### EXERCISE OBJECTIVE
Go through the entries below and pick out every line with "threshold".

*** THE RECORDS

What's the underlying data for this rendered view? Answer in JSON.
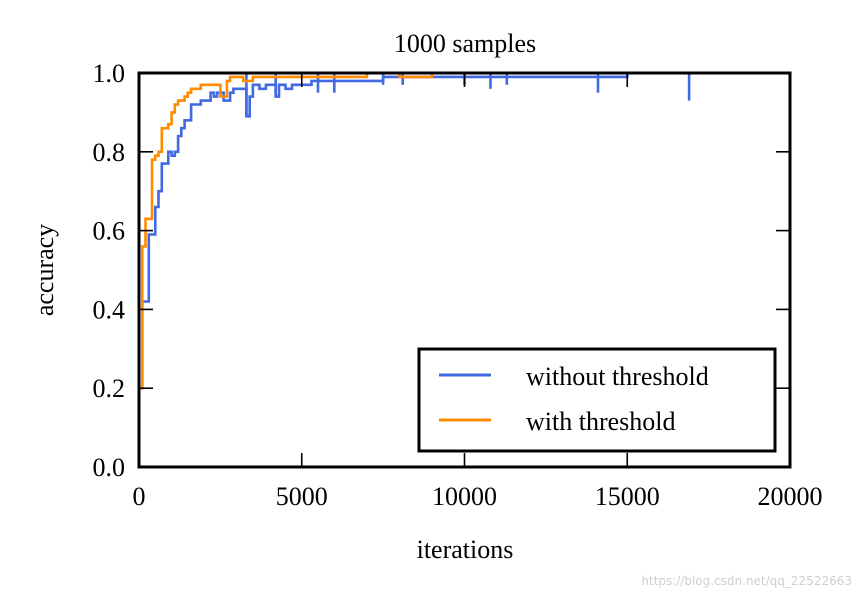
{
  "chart_data": {
    "type": "line",
    "title": "1000 samples",
    "xlabel": "iterations",
    "ylabel": "accuracy",
    "xlim": [
      0,
      20000
    ],
    "ylim": [
      0.0,
      1.0
    ],
    "x_ticks": [
      0,
      5000,
      10000,
      15000,
      20000
    ],
    "x_tick_labels": [
      "0",
      "5000",
      "10000",
      "15000",
      "20000"
    ],
    "y_ticks": [
      0.0,
      0.2,
      0.4,
      0.6,
      0.8,
      1.0
    ],
    "y_tick_labels": [
      "0.0",
      "0.2",
      "0.4",
      "0.6",
      "0.8",
      "1.0"
    ],
    "grid": false,
    "legend_position": "lower-right",
    "step": true,
    "series": [
      {
        "name": "without threshold",
        "color": "#4169e1",
        "points": [
          [
            0,
            0.2
          ],
          [
            100,
            0.42
          ],
          [
            200,
            0.42
          ],
          [
            300,
            0.59
          ],
          [
            400,
            0.59
          ],
          [
            500,
            0.66
          ],
          [
            600,
            0.7
          ],
          [
            700,
            0.77
          ],
          [
            800,
            0.77
          ],
          [
            900,
            0.8
          ],
          [
            1000,
            0.79
          ],
          [
            1100,
            0.8
          ],
          [
            1200,
            0.84
          ],
          [
            1300,
            0.86
          ],
          [
            1400,
            0.88
          ],
          [
            1500,
            0.88
          ],
          [
            1600,
            0.92
          ],
          [
            1700,
            0.92
          ],
          [
            1800,
            0.92
          ],
          [
            1900,
            0.93
          ],
          [
            2000,
            0.93
          ],
          [
            2100,
            0.93
          ],
          [
            2200,
            0.95
          ],
          [
            2300,
            0.94
          ],
          [
            2400,
            0.95
          ],
          [
            2500,
            0.95
          ],
          [
            2600,
            0.93
          ],
          [
            2700,
            0.93
          ],
          [
            2800,
            0.95
          ],
          [
            2900,
            0.96
          ],
          [
            3000,
            0.96
          ],
          [
            3200,
            0.96
          ],
          [
            3300,
            0.89
          ],
          [
            3400,
            0.94
          ],
          [
            3500,
            0.97
          ],
          [
            3700,
            0.96
          ],
          [
            3900,
            0.97
          ],
          [
            4000,
            0.97
          ],
          [
            4200,
            0.94
          ],
          [
            4300,
            0.97
          ],
          [
            4500,
            0.96
          ],
          [
            4700,
            0.97
          ],
          [
            4900,
            0.97
          ],
          [
            5100,
            0.97
          ],
          [
            5300,
            0.98
          ],
          [
            5500,
            0.98
          ],
          [
            5800,
            0.98
          ],
          [
            6000,
            0.98
          ],
          [
            6300,
            0.98
          ],
          [
            6500,
            0.98
          ],
          [
            6800,
            0.98
          ],
          [
            7000,
            0.98
          ],
          [
            7500,
            0.99
          ],
          [
            8000,
            0.99
          ],
          [
            8500,
            0.99
          ],
          [
            9000,
            0.99
          ],
          [
            9500,
            0.99
          ],
          [
            10000,
            0.99
          ],
          [
            11000,
            0.99
          ],
          [
            12000,
            0.99
          ],
          [
            13000,
            0.99
          ],
          [
            14000,
            0.99
          ],
          [
            15000,
            1.0
          ],
          [
            16000,
            1.0
          ],
          [
            17000,
            1.0
          ],
          [
            18000,
            1.0
          ],
          [
            19000,
            1.0
          ],
          [
            20000,
            1.0
          ]
        ],
        "dips": [
          [
            3300,
            0.89
          ],
          [
            4200,
            0.94
          ],
          [
            5500,
            0.95
          ],
          [
            6000,
            0.95
          ],
          [
            7500,
            0.97
          ],
          [
            8100,
            0.97
          ],
          [
            10000,
            0.97
          ],
          [
            10800,
            0.96
          ],
          [
            11300,
            0.97
          ],
          [
            14100,
            0.95
          ],
          [
            16900,
            0.93
          ]
        ]
      },
      {
        "name": "with threshold",
        "color": "#ff8c00",
        "points": [
          [
            0,
            0.2
          ],
          [
            100,
            0.56
          ],
          [
            200,
            0.63
          ],
          [
            300,
            0.63
          ],
          [
            400,
            0.78
          ],
          [
            500,
            0.79
          ],
          [
            600,
            0.8
          ],
          [
            700,
            0.86
          ],
          [
            800,
            0.86
          ],
          [
            900,
            0.87
          ],
          [
            1000,
            0.9
          ],
          [
            1100,
            0.92
          ],
          [
            1200,
            0.93
          ],
          [
            1300,
            0.93
          ],
          [
            1400,
            0.94
          ],
          [
            1500,
            0.95
          ],
          [
            1600,
            0.96
          ],
          [
            1700,
            0.96
          ],
          [
            1800,
            0.96
          ],
          [
            1900,
            0.97
          ],
          [
            2000,
            0.97
          ],
          [
            2100,
            0.97
          ],
          [
            2300,
            0.97
          ],
          [
            2500,
            0.94
          ],
          [
            2600,
            0.94
          ],
          [
            2700,
            0.98
          ],
          [
            2800,
            0.99
          ],
          [
            3000,
            0.99
          ],
          [
            3200,
            0.98
          ],
          [
            3500,
            0.99
          ],
          [
            4000,
            0.99
          ],
          [
            4500,
            0.99
          ],
          [
            5000,
            0.99
          ],
          [
            5500,
            0.99
          ],
          [
            6000,
            0.99
          ],
          [
            6500,
            0.99
          ],
          [
            7000,
            1.0
          ],
          [
            8000,
            0.99
          ],
          [
            9000,
            1.0
          ],
          [
            10000,
            1.0
          ],
          [
            11000,
            1.0
          ],
          [
            12000,
            1.0
          ],
          [
            14000,
            1.0
          ],
          [
            16000,
            1.0
          ],
          [
            18000,
            1.0
          ],
          [
            20000,
            1.0
          ]
        ]
      }
    ]
  },
  "watermark": "https://blog.csdn.net/qq_22522663"
}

******

### ANSWER IN FULL
        "name": "without threshold",
        "name": "with threshold",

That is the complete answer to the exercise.